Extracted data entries
######
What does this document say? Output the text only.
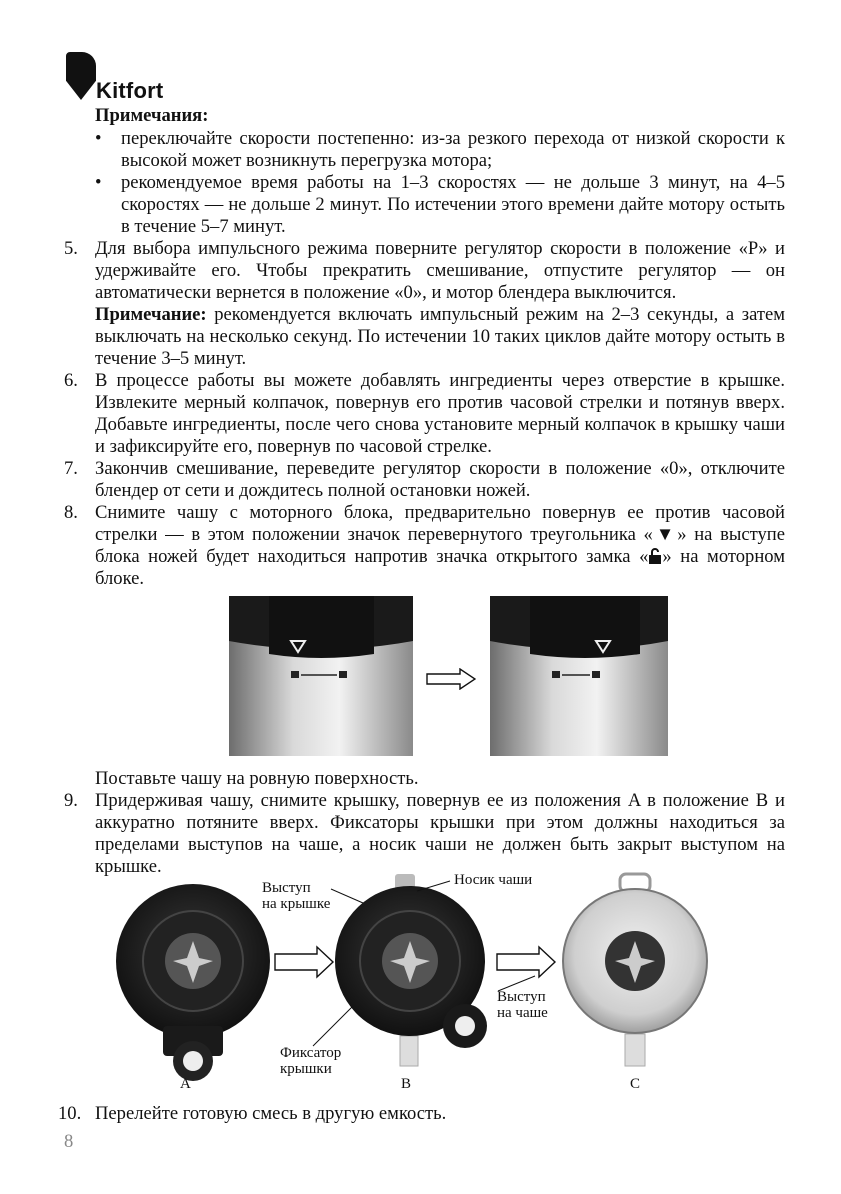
Kitfort
Примечания:
• переключайте скорости постепенно: из-за резкого перехода от низкой скорости к высокой может возникнуть перегрузка мотора;
• рекомендуемое время работы на 1–3 скоростях — не дольше 3 минут, на 4–5 скоростях — не дольше 2 минут. По истечении этого времени дайте мотору остыть в течение 5–7 минут.
5. Для выбора импульсного режима поверните регулятор скорости в положение «P» и удерживайте его. Чтобы прекратить смешивание, отпустите регулятор — он автоматически вернется в положение «0», и мотор блендера выключится.
Примечание: рекомендуется включать импульсный режим на 2–3 секунды, а затем выключать на несколько секунд. По истечении 10 таких циклов дайте мотору остыть в течение 3–5 минут.
6. В процессе работы вы можете добавлять ингредиенты через отверстие в крышке. Извлеките мерный колпачок, повернув его против часовой стрелки и потянув вверх. Добавьте ингредиенты, после чего снова установите мерный колпачок в крышку чаши и зафиксируйте его, повернув по часовой стрелке.
7. Закончив смешивание, переведите регулятор скорости в положение «0», отключите блендер от сети и дождитесь полной остановки ножей.
8. Снимите чашу с моторного блока, предварительно повернув ее против часовой стрелки — в этом положении значок перевернутого треугольника «▼» на выступе блока ножей будет находиться напротив значка открытого замка « » на моторном блоке.
Поставьте чашу на ровную поверхность.
9. Придерживая чашу, снимите крышку, повернув ее из положения A в положение B и аккуратно потяните вверх. Фиксаторы крышки при этом должны находиться за пределами выступов на чаше, а носик чаши не должен быть закрыт выступом на крышке.
Выступ
на крышке
Носик чаши
Выступ
на чаше
Фиксатор
крышки
A	B	C
10. Перелейте готовую смесь в другую емкость.
8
######
◆ **Problem requirements**
Restate each entry word for word, please, but drop any images it holds.

◆ **Output of the exercise**
What does this document say? Output the text only.
Kitfort
Примечания:
• переключайте скорости постепенно: из-за резкого перехода от низкой скорости к высокой может возникнуть перегрузка мотора;
• рекомендуемое время работы на 1–3 скоростях — не дольше 3 минут, на 4–5 скоростях — не дольше 2 минут. По истечении этого времени дайте мотору остыть в течение 5–7 минут.
5. Для выбора импульсного режима поверните регулятор скорости в положение «P» и удерживайте его. Чтобы прекратить смешивание, отпустите регулятор — он автоматически вернется в положение «0», и мотор блендера выключится.
Примечание: рекомендуется включать импульсный режим на 2–3 секунды, а затем выключать на несколько секунд. По истечении 10 таких циклов дайте мотору остыть в течение 3–5 минут.
6. В процессе работы вы можете добавлять ингредиенты через отверстие в крышке. Извлеките мерный колпачок, повернув его против часовой стрелки и потянув вверх. Добавьте ингредиенты, после чего снова установите мерный колпачок в крышку чаши и зафиксируйте его, повернув по часовой стрелке.
7. Закончив смешивание, переведите регулятор скорости в положение «0», отключите блендер от сети и дождитесь полной остановки ножей.
8. Снимите чашу с моторного блока, предварительно повернув ее против часовой стрелки — в этом положении значок перевернутого треугольника «▼» на выступе блока ножей будет находиться напротив значка открытого замка « » на моторном блоке.
Поставьте чашу на ровную поверхность.
9. Придерживая чашу, снимите крышку, повернув ее из положения A в положение B и аккуратно потяните вверх. Фиксаторы крышки при этом должны находиться за пределами выступов на чаше, а носик чаши не должен быть закрыт выступом на крышке.
Выступ
на крышке
Носик чаши
Выступ
на чаше
Фиксатор
крышки
A	B	C
10. Перелейте готовую смесь в другую емкость.
8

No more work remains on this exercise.